### THE PROBLEM
Reproduce all of the records exactly.

### INPUT RECORDS
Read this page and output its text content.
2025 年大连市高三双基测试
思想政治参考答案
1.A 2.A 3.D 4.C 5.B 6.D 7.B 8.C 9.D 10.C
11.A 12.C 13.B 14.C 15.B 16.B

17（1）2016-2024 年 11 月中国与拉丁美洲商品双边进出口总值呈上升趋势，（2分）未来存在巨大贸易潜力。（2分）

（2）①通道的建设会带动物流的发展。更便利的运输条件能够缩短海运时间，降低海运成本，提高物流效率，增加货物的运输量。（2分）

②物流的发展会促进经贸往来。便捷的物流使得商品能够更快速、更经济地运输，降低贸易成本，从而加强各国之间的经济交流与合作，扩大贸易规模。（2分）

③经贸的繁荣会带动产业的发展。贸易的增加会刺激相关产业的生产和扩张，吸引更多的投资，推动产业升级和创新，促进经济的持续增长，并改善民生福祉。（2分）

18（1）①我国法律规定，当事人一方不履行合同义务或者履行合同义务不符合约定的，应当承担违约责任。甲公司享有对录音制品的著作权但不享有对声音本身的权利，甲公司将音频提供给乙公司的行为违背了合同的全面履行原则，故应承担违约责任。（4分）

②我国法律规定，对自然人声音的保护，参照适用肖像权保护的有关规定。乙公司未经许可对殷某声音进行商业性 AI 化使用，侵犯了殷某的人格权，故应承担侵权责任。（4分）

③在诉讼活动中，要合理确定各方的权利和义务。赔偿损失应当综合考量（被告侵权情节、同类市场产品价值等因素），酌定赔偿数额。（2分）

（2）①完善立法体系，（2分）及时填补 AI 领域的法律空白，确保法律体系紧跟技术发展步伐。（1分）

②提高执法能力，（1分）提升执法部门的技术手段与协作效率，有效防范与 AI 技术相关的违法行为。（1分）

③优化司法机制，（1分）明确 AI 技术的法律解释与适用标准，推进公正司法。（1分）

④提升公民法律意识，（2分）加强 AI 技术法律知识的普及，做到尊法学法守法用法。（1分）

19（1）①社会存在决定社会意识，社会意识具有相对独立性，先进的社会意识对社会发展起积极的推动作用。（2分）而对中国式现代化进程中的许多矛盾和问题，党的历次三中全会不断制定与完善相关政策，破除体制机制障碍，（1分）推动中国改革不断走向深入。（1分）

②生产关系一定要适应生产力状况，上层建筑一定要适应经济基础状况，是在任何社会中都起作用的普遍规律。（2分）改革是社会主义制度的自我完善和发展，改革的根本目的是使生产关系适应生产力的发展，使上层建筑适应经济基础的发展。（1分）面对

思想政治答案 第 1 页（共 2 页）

### WORKED SOLUTION
Read this page and output its text content.
2025 年大连市高三双基测试
思想政治参考答案
1.A 2.A 3.D 4.C 5.B 6.D 7.B 8.C 9.D 10.C
11.A 12.C 13.B 14.C 15.B 16.B

17（1）2016-2024 年 11 月中国与拉丁美洲商品双边进出口总值呈上升趋势，（2分）未来存在巨大贸易潜力。（2分）

（2）①通道的建设会带动物流的发展。更便利的运输条件能够缩短海运时间，降低海运成本，提高物流效率，增加货物的运输量。（2分）

②物流的发展会促进经贸往来。便捷的物流使得商品能够更快速、更经济地运输，降低贸易成本，从而加强各国之间的经济交流与合作，扩大贸易规模。（2分）

③经贸的繁荣会带动产业的发展。贸易的增加会刺激相关产业的生产和扩张，吸引更多的投资，推动产业升级和创新，促进经济的持续增长，并改善民生福祉。（2分）

18（1）①我国法律规定，当事人一方不履行合同义务或者履行合同义务不符合约定的，应当承担违约责任。甲公司享有对录音制品的著作权但不享有对声音本身的权利，甲公司将音频提供给乙公司的行为违背了合同的全面履行原则，故应承担违约责任。（4分）

②我国法律规定，对自然人声音的保护，参照适用肖像权保护的有关规定。乙公司未经许可对殷某声音进行商业性 AI 化使用，侵犯了殷某的人格权，故应承担侵权责任。（4分）

③在诉讼活动中，要合理确定各方的权利和义务。赔偿损失应当综合考量（被告侵权情节、同类市场产品价值等因素），酌定赔偿数额。（2分）

（2）①完善立法体系，（2分）及时填补 AI 领域的法律空白，确保法律体系紧跟技术发展步伐。（1分）

②提高执法能力，（1分）提升执法部门的技术手段与协作效率，有效防范与 AI 技术相关的违法行为。（1分）

③优化司法机制，（1分）明确 AI 技术的法律解释与适用标准，推进公正司法。（1分）

④提升公民法律意识，（2分）加强 AI 技术法律知识的普及，做到尊法学法守法用法。（1分）

19（1）①社会存在决定社会意识，社会意识具有相对独立性，先进的社会意识对社会发展起积极的推动作用。（2分）而对中国式现代化进程中的许多矛盾和问题，党的历次三中全会不断制定与完善相关政策，破除体制机制障碍，（1分）推动中国改革不断走向深入。（1分）

②生产关系一定要适应生产力状况，上层建筑一定要适应经济基础状况，是在任何社会中都起作用的普遍规律。（2分）改革是社会主义制度的自我完善和发展，改革的根本目的是使生产关系适应生产力的发展，使上层建筑适应经济基础的发展。（1分）面对

思想政治答案 第 1 页（共 2 页）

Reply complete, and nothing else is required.